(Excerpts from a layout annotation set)
#####

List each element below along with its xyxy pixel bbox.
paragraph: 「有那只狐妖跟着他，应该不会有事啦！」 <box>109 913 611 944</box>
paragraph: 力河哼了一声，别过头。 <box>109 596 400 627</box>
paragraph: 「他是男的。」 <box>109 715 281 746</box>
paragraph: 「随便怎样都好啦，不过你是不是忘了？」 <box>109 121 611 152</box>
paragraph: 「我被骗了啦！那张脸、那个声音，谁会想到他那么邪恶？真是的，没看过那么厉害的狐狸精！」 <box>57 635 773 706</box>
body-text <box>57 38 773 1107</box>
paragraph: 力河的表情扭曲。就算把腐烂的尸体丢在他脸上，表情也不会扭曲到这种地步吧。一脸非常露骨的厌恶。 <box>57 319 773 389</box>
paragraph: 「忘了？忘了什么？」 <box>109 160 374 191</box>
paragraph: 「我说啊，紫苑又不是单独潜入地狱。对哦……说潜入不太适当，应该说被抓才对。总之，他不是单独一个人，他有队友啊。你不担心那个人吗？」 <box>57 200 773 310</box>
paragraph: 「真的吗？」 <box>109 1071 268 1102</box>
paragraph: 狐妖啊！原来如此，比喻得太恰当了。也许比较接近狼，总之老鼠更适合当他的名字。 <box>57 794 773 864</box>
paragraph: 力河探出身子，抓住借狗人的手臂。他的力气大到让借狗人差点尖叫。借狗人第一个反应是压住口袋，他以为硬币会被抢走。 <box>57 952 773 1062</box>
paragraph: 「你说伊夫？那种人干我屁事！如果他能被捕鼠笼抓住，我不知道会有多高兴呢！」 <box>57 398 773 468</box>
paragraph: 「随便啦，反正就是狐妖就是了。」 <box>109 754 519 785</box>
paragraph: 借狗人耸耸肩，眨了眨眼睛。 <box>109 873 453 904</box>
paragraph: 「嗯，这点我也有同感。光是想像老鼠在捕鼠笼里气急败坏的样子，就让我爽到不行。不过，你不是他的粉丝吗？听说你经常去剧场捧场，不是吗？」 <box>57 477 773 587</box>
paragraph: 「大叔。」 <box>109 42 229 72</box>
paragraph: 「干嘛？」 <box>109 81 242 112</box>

#####

• **What you will do**: Could you arrange the lines of all the items above as a numbered list, leaving out blank lines?

• **Written answer**:
1. List each element below along with its xyxy pixel bbox.
2. paragraph: 「有那只狐妖跟着他，应该不会有事啦！」 <box>109 913 611 944</box>
3. paragraph: 力河哼了一声，别过头。 <box>109 596 400 627</box>
4. paragraph: 「他是男的。」 <box>109 715 281 746</box>
5. paragraph: 「随便怎样都好啦，不过你是不是忘了？」 <box>109 121 611 152</box>
6. paragraph: 「我被骗了啦！那张脸、那个声音，谁会想到他那么邪恶？真是的，没看过那么厉害的狐狸精！」 <box>57 635 773 706</box>
7. body-text <box>57 38 773 1107</box>
8. paragraph: 力河的表情扭曲。就算把腐烂的尸体丢在他脸上，表情也不会扭曲到这种地步吧。一脸非常露骨的厌恶。 <box>57 319 773 389</box>
9. paragraph: 「忘了？忘了什么？」 <box>109 160 374 191</box>
10. paragraph: 「我说啊，紫苑又不是单独潜入地狱。对哦……说潜入不太适当，应该说被抓才对。总之，他不是单独一个人，他有队友啊。你不担心那个人吗？」 <box>57 200 773 310</box>
11. paragraph: 「真的吗？」 <box>109 1071 268 1102</box>
12. paragraph: 狐妖啊！原来如此，比喻得太恰当了。也许比较接近狼，总之老鼠更适合当他的名字。 <box>57 794 773 864</box>
13. paragraph: 力河探出身子，抓住借狗人的手臂。他的力气大到让借狗人差点尖叫。借狗人第一个反应是压住口袋，他以为硬币会被抢走。 <box>57 952 773 1062</box>
14. paragraph: 「你说伊夫？那种人干我屁事！如果他能被捕鼠笼抓住，我不知道会有多高兴呢！」 <box>57 398 773 468</box>
15. paragraph: 「随便啦，反正就是狐妖就是了。」 <box>109 754 519 785</box>
16. paragraph: 借狗人耸耸肩，眨了眨眼睛。 <box>109 873 453 904</box>
17. paragraph: 「嗯，这点我也有同感。光是想像老鼠在捕鼠笼里气急败坏的样子，就让我爽到不行。不过，你不是他的粉丝吗？听说你经常去剧场捧场，不是吗？」 <box>57 477 773 587</box>
18. paragraph: 「大叔。」 <box>109 42 229 72</box>
19. paragraph: 「干嘛？」 <box>109 81 242 112</box>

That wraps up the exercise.